### To be done
Take every line from the material that has the word "footbridge" in it.

### Data listing
--
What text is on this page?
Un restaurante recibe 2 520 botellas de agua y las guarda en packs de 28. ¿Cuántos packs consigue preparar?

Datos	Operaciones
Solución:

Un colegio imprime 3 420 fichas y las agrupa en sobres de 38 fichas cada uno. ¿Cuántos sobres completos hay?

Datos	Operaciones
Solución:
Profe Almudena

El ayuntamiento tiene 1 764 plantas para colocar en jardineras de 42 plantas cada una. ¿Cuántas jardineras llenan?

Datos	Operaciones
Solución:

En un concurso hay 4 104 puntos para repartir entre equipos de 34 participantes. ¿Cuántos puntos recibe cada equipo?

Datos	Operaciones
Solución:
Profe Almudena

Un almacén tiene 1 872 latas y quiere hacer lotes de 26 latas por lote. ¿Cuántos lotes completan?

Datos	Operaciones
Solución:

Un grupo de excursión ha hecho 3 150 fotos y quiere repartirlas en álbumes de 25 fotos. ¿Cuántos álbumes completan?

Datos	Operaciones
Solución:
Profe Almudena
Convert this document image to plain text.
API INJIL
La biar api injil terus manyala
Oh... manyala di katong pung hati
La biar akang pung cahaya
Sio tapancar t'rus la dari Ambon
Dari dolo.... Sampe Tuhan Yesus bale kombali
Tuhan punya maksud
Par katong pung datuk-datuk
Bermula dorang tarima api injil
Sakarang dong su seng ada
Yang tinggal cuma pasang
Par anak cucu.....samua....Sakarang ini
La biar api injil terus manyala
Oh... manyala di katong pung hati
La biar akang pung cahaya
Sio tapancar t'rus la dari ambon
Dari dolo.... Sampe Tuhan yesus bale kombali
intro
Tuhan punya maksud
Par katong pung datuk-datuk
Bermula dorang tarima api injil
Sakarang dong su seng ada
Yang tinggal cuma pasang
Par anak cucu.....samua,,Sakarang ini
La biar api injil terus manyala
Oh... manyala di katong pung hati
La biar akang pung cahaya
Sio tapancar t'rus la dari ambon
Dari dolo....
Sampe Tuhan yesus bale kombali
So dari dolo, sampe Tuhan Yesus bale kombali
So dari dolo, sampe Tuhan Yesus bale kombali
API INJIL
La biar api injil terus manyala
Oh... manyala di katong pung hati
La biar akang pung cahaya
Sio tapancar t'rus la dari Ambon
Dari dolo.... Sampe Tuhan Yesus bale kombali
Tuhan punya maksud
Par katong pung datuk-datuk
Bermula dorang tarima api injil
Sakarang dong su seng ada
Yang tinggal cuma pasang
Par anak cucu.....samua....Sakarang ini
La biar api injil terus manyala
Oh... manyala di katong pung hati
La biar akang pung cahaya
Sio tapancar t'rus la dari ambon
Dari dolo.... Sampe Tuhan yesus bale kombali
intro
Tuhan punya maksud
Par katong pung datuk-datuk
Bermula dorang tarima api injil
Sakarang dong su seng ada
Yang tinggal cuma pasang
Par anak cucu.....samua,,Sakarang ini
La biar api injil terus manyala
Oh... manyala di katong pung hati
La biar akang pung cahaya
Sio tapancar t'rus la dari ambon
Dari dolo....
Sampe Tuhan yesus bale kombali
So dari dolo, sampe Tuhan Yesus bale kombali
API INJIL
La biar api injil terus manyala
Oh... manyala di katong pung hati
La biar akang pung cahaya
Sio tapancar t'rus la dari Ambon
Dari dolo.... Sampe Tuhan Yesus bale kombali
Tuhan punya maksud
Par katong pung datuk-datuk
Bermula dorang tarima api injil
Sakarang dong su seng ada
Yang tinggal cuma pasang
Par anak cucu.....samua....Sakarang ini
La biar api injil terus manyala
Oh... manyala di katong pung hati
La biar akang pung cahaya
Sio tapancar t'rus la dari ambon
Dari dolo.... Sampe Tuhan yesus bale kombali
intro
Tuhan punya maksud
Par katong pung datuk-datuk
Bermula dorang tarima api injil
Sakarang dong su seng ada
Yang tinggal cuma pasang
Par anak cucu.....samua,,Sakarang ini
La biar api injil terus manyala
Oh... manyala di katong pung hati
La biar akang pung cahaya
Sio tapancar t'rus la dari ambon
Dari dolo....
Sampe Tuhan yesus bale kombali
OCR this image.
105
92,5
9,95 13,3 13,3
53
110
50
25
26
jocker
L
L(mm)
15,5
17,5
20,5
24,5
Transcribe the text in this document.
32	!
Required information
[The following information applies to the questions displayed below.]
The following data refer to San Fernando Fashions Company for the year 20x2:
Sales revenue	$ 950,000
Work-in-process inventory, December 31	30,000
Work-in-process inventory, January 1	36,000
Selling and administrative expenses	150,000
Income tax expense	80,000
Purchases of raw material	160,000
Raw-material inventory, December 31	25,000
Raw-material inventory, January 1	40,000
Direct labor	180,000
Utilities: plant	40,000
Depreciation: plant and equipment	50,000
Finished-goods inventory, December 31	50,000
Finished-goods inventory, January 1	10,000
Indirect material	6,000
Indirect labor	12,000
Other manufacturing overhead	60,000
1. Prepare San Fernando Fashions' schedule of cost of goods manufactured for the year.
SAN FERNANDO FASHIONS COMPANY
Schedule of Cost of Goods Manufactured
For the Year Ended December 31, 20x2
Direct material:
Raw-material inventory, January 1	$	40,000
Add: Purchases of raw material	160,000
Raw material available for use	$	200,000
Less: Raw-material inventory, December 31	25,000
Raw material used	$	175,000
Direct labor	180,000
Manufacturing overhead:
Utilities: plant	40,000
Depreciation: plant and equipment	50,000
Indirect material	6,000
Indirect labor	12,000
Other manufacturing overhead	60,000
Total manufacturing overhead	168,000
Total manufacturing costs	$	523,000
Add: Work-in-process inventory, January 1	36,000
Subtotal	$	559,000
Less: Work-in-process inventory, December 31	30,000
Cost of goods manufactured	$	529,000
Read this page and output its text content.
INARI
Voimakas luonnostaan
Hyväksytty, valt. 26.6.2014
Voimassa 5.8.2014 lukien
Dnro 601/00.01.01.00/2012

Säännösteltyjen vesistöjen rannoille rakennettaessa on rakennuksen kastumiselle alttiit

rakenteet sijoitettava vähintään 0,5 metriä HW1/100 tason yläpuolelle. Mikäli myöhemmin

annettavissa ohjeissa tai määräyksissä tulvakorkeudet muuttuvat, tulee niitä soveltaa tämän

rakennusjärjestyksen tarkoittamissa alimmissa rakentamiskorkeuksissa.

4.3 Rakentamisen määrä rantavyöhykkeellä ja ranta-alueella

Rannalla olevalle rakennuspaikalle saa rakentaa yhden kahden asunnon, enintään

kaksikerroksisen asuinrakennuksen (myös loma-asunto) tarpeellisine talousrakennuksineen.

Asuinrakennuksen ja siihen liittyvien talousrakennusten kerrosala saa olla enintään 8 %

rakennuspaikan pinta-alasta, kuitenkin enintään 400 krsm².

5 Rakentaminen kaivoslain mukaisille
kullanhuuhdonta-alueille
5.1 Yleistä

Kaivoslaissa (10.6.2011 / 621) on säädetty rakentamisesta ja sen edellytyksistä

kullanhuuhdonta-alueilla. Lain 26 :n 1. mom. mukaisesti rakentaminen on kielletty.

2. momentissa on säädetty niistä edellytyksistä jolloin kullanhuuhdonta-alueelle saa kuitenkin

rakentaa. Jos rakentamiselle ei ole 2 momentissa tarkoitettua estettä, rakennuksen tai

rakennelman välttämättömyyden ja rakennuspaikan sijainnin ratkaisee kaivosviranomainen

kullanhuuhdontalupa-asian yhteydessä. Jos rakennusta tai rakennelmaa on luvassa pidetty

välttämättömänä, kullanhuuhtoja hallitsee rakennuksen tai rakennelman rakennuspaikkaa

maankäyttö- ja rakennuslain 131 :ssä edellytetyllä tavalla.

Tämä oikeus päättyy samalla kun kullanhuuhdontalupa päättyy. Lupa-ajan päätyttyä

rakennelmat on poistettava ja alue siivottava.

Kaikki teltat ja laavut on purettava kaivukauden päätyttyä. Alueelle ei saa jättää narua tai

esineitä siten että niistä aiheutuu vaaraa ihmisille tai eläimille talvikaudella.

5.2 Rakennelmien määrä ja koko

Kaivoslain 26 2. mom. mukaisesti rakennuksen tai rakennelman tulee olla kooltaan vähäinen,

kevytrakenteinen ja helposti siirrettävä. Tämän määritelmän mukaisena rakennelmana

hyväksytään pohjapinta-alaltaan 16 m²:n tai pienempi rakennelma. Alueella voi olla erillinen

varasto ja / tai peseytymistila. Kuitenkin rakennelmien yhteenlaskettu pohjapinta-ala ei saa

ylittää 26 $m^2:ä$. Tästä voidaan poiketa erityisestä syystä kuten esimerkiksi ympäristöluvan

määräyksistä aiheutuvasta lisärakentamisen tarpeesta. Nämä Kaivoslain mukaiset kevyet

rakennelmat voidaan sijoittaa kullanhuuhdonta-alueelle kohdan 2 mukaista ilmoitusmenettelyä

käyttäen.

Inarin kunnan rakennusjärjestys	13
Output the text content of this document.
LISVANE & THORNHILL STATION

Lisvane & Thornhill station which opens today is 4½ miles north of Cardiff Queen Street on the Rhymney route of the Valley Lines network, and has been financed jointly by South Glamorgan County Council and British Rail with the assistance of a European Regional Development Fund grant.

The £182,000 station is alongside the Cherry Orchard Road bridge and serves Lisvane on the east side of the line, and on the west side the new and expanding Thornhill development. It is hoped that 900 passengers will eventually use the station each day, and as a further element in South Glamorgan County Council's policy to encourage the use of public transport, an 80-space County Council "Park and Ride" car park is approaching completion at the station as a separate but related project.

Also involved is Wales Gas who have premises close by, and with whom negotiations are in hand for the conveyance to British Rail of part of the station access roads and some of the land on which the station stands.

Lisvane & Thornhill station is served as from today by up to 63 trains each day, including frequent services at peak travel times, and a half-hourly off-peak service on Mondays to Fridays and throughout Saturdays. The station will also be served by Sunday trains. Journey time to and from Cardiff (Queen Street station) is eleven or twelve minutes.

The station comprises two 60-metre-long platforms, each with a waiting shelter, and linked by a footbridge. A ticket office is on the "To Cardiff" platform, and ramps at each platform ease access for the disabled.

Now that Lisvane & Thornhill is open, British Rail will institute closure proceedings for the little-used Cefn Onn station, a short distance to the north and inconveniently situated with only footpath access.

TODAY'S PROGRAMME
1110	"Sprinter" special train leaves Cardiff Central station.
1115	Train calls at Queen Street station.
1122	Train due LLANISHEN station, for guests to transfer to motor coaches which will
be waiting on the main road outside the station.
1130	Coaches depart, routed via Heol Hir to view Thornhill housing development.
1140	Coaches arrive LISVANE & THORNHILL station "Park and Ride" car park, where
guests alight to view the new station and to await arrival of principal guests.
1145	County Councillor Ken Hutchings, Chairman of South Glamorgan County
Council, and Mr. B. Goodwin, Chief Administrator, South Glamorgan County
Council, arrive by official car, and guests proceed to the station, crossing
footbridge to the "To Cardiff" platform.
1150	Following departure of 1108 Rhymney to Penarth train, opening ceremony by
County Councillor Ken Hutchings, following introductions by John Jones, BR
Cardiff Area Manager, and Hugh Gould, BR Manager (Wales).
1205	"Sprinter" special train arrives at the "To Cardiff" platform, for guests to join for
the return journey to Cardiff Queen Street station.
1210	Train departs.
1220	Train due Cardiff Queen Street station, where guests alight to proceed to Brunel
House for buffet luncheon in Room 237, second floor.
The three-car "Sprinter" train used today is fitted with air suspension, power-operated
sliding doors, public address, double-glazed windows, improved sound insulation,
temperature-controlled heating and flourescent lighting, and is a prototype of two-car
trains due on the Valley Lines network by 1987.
--
### Final result
The station comprises two 60-metre-long platforms, each with a waiting shelter, and linked by a footbridge. A ticket office is on the "To Cardiff" platform, and ramps at each platform ease access for the disabled.
footbridge to the "To Cardiff" platform.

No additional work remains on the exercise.